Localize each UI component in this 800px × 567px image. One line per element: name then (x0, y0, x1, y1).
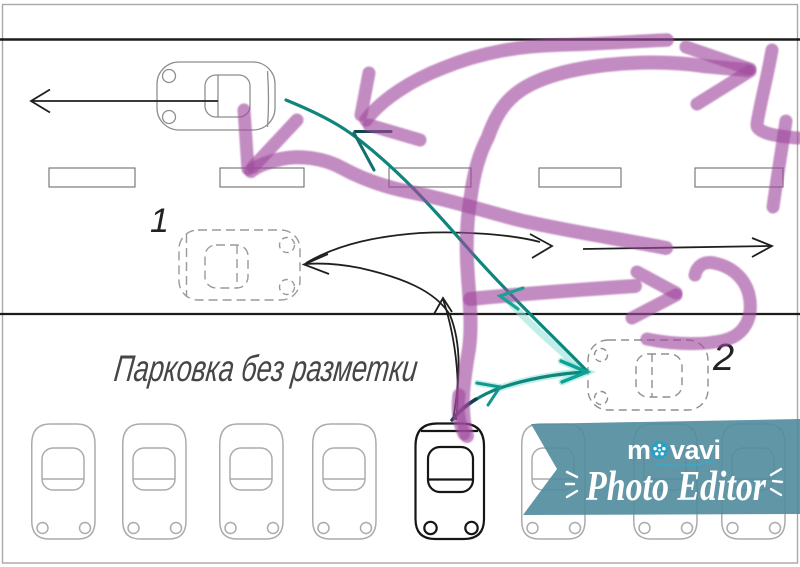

...

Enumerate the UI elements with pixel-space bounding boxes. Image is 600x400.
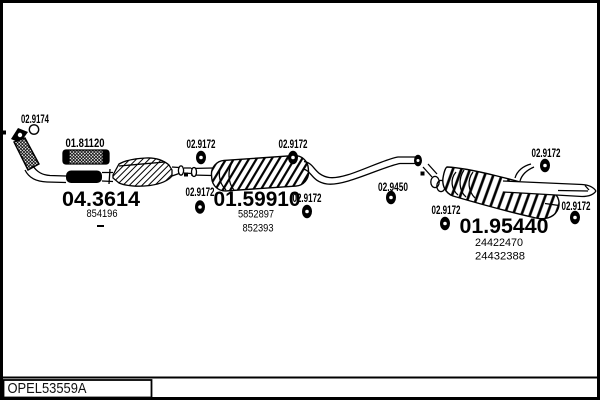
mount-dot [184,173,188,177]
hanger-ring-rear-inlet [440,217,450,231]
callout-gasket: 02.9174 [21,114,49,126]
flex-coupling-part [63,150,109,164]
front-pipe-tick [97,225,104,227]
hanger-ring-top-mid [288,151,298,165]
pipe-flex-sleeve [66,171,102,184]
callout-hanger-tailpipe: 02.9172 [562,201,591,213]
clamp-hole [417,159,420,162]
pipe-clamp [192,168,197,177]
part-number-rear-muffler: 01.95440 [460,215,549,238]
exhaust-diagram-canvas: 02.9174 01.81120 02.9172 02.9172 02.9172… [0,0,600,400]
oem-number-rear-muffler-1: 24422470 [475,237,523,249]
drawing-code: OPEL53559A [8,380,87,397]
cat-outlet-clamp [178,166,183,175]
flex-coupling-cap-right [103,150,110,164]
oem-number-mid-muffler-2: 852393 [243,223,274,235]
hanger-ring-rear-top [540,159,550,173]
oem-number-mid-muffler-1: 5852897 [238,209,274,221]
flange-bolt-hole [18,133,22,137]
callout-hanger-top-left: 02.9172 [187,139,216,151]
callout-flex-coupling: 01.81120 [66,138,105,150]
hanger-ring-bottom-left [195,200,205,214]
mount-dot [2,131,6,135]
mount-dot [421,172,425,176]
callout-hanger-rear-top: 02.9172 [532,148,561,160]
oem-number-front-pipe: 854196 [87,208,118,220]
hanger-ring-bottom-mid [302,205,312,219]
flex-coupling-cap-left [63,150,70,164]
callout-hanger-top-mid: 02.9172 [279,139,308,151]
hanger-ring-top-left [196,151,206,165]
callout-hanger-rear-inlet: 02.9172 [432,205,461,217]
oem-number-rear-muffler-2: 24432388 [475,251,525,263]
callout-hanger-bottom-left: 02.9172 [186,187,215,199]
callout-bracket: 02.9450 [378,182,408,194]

...

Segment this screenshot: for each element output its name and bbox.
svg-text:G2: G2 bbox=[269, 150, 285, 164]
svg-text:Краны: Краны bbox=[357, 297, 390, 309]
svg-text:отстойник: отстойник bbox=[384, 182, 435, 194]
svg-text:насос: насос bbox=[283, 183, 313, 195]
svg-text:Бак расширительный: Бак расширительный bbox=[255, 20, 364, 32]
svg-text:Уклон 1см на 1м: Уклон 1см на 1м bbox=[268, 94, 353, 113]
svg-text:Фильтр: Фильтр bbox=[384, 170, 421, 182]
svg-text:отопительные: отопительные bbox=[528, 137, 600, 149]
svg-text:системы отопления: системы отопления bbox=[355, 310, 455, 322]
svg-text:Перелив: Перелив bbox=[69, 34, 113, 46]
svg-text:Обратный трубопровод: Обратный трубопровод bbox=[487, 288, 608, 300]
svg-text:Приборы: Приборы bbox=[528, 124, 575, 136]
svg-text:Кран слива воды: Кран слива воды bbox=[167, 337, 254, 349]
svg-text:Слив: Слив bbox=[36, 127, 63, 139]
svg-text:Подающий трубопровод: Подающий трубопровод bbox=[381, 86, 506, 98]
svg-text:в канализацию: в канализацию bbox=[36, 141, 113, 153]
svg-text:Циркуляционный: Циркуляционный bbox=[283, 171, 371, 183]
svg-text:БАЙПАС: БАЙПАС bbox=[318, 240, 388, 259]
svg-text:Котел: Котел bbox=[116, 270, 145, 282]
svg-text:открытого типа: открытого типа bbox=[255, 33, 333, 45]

## 문제 조건
"Enumerate the UI"이 들어 있는 줄부터 "drawing-code: OPEL53559A [8,380,87,397]"가 들어 있는 줄까지의 목록을 "입력"과 "출력" 두 열의 CSV로 바꾸되, 한 행에 텍스트와 그 답을 각각 따옴표로 묶은 한 필드씩 넣고 줄바꿈은 공백으로 바꾸시오. 그림은 결과에서 제외하시오.

## 작성 결과
입력,출력
"Enumerate the UI elements with pixel-space bounding boxes. Image is 600x400.","mount-dot [184,173,188,177] hanger-ring-rear-inlet [440,217,450,231] callout-gasket: 02.9174 [21,114,49,126] flex-coupling-part [63,150,109,164] front-pipe-tick [97,225,104,227] hanger-ring-top-mid [288,151,298,165] pipe-flex-sleeve [66,171,102,184] callout-hanger-tailpipe: 02.9172 [562,201,591,213] clamp-hole [417,159,420,162] pipe-clamp [192,168,197,177] part-number-rear-muffler: 01.95440 [460,215,549,238] exhaust-diagram-canvas: 02.9174 01.81120 02.9172 02.9172 02.9172… [0,0,600,400] oem-number-rear-muffler-1: 24422470 [475,237,523,249] drawing-code: OPEL53559A [8,380,87,397]"